Omit the images, then print each record below exactly as it reads.

### Supplied material

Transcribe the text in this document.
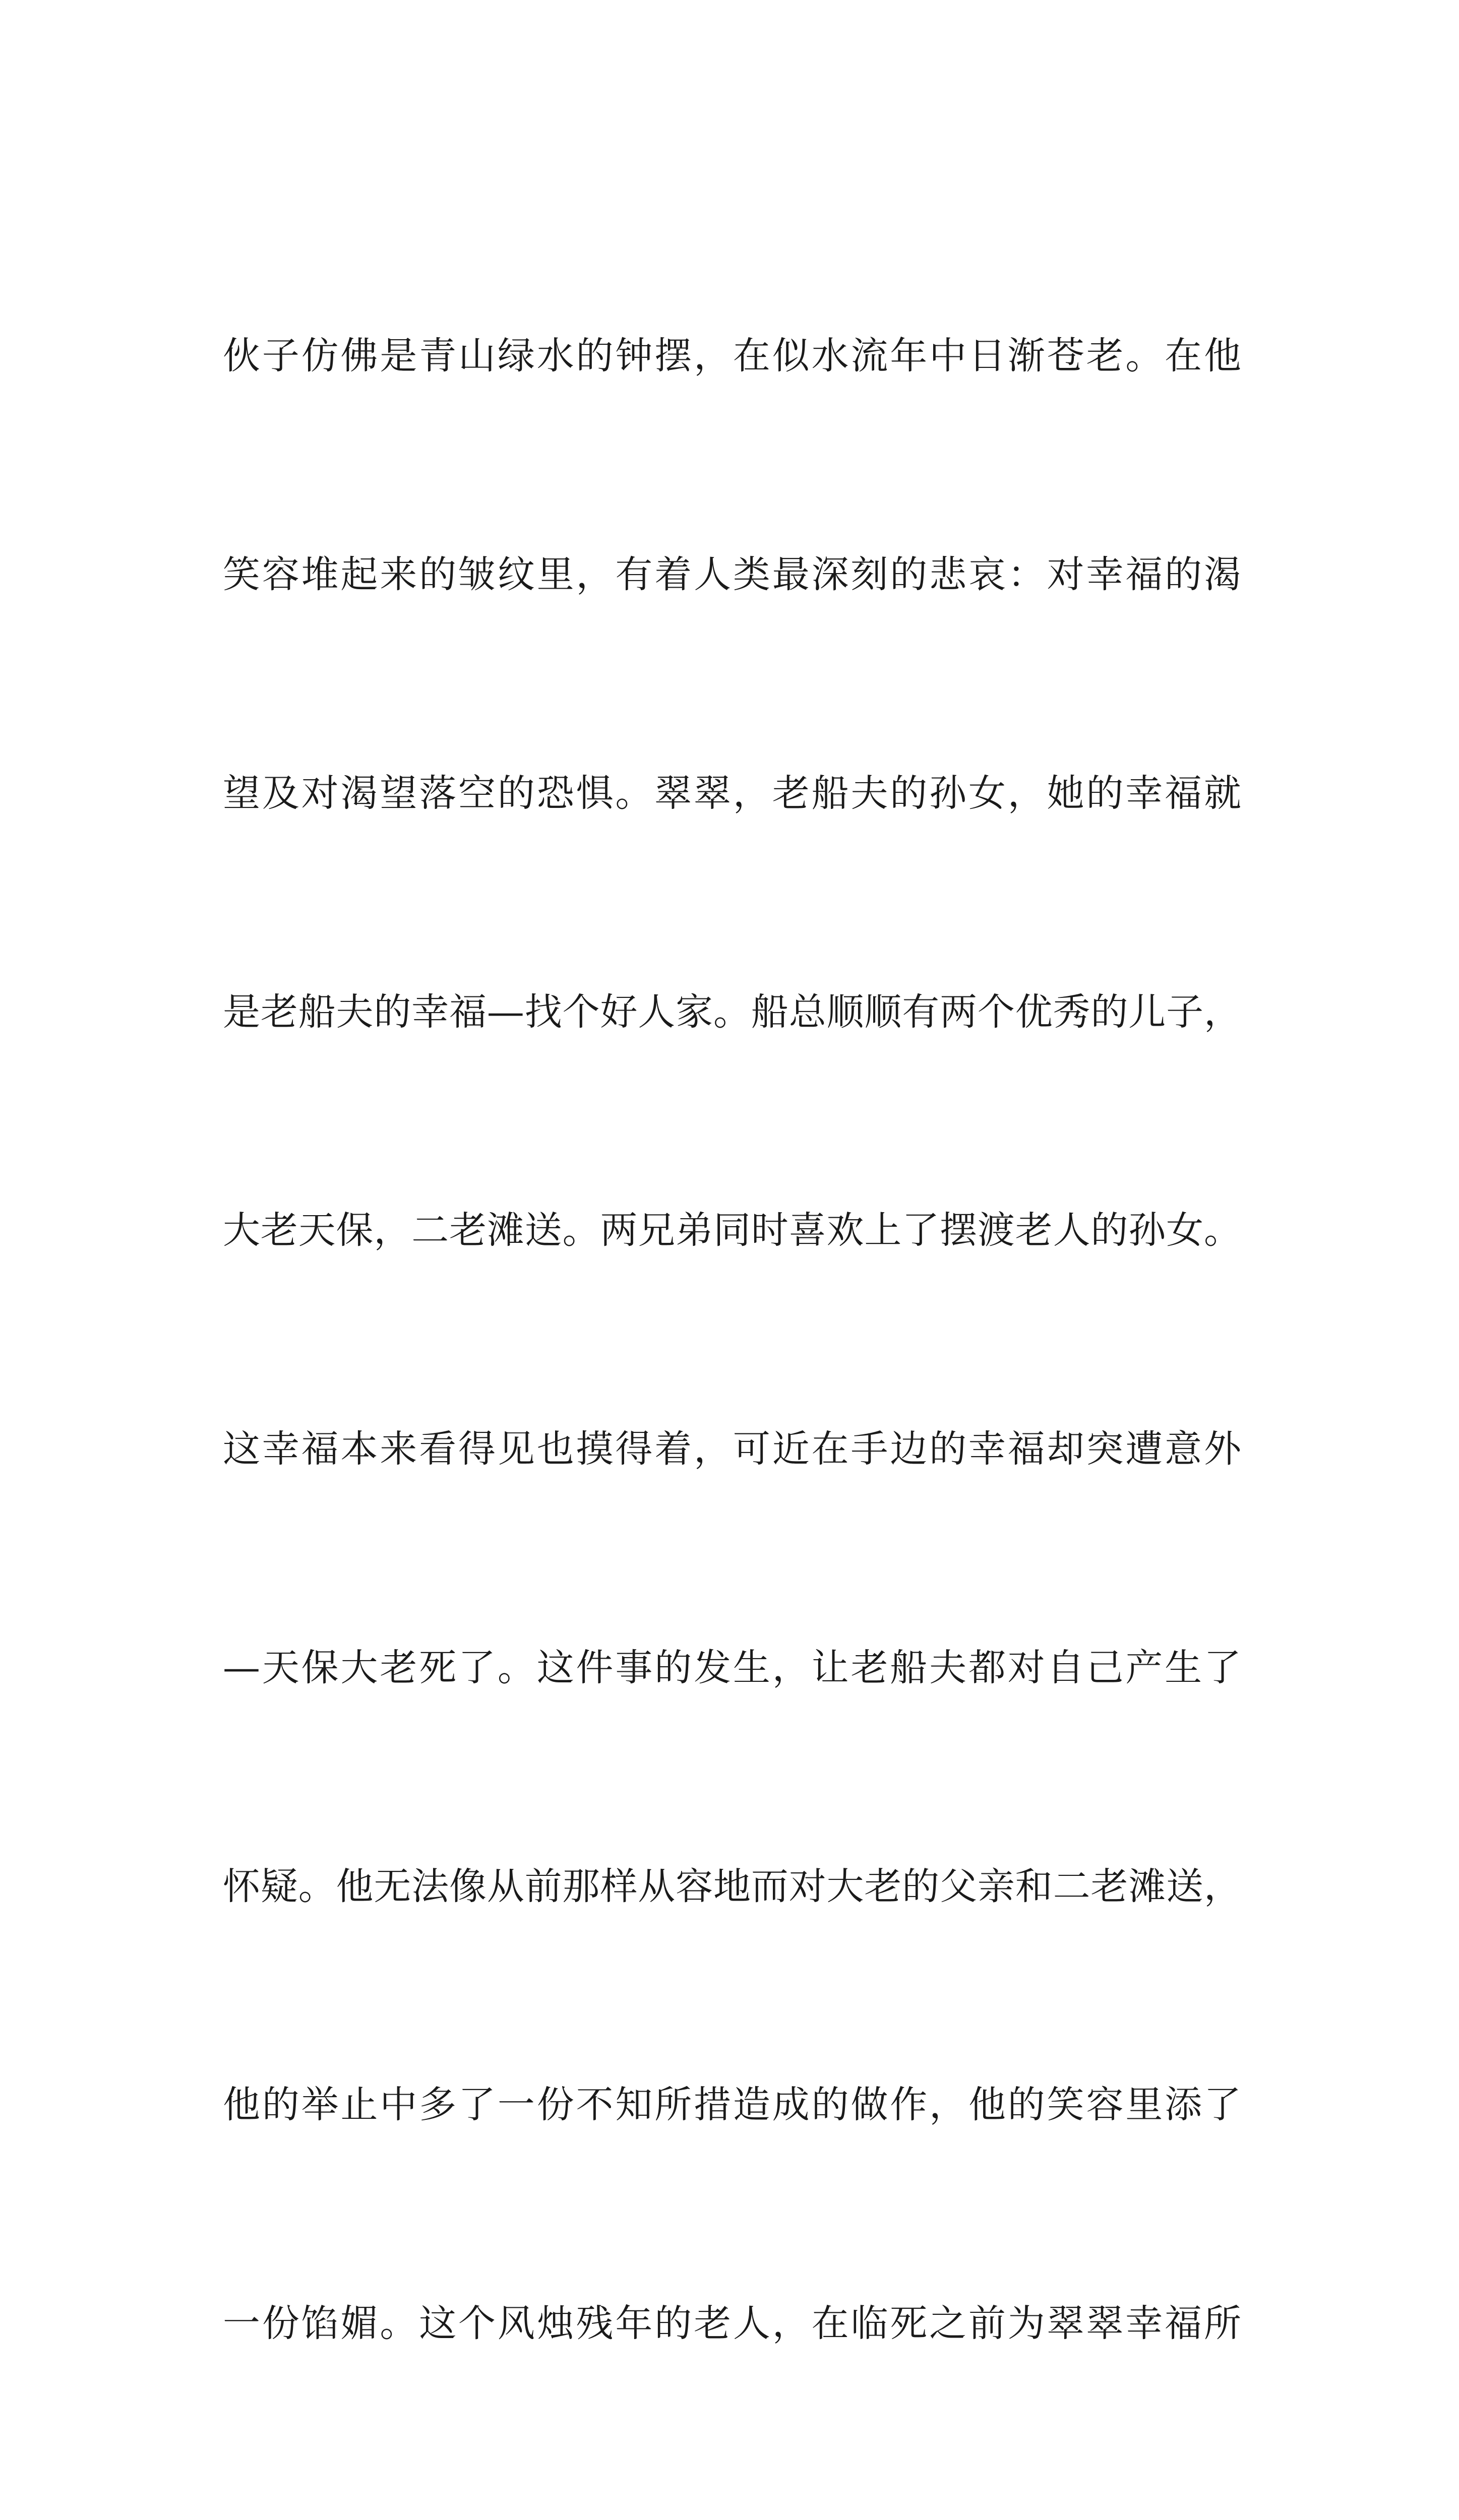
伙子仿佛是青山绿水的钟摆，在似水流年中日渐苍老。在他

笑容堆起来的皱纹里，有着人类最深刻的悲哀：对幸福的渴

望及对渴望落空的恐惧。翠翠，老船夫的孙女，她的幸福就

是老船夫的幸福—找个好人家。船总顺顺有两个优秀的儿子，

大老天保，二老滩送。两兄弟同时喜欢上了摆渡老人的孙女。

这幸福本来看得见也摸得着，可近在手边的幸福却突遭意外

—天保大老死了。这件事的发生，让老船夫都对自己产生了

怀疑。他无法像从前那样从容地而对大老的父亲和二老滩送，

他的举止中多了一份不知所措造成的做作，他的笑容里添了

一份馅媚。这个风烛残年的老人，在临死之前为翠翠幸福所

######

= Result of the task =
Transcribe the text in this document.
伙子仿佛是青山绿水的钟摆，在似水流年中日渐苍老。在他

笑容堆起来的皱纹里，有着人类最深刻的悲哀：对幸福的渴

望及对渴望落空的恐惧。翠翠，老船夫的孙女，她的幸福就

是老船夫的幸福—找个好人家。船总顺顺有两个优秀的儿子，

大老天保，二老滩送。两兄弟同时喜欢上了摆渡老人的孙女。

这幸福本来看得见也摸得着，可近在手边的幸福却突遭意外

—天保大老死了。这件事的发生，让老船夫都对自己产生了

怀疑。他无法像从前那样从容地而对大老的父亲和二老滩送，

他的举止中多了一份不知所措造成的做作，他的笑容里添了

一份馅媚。这个风烛残年的老人，在临死之前为翠翠幸福所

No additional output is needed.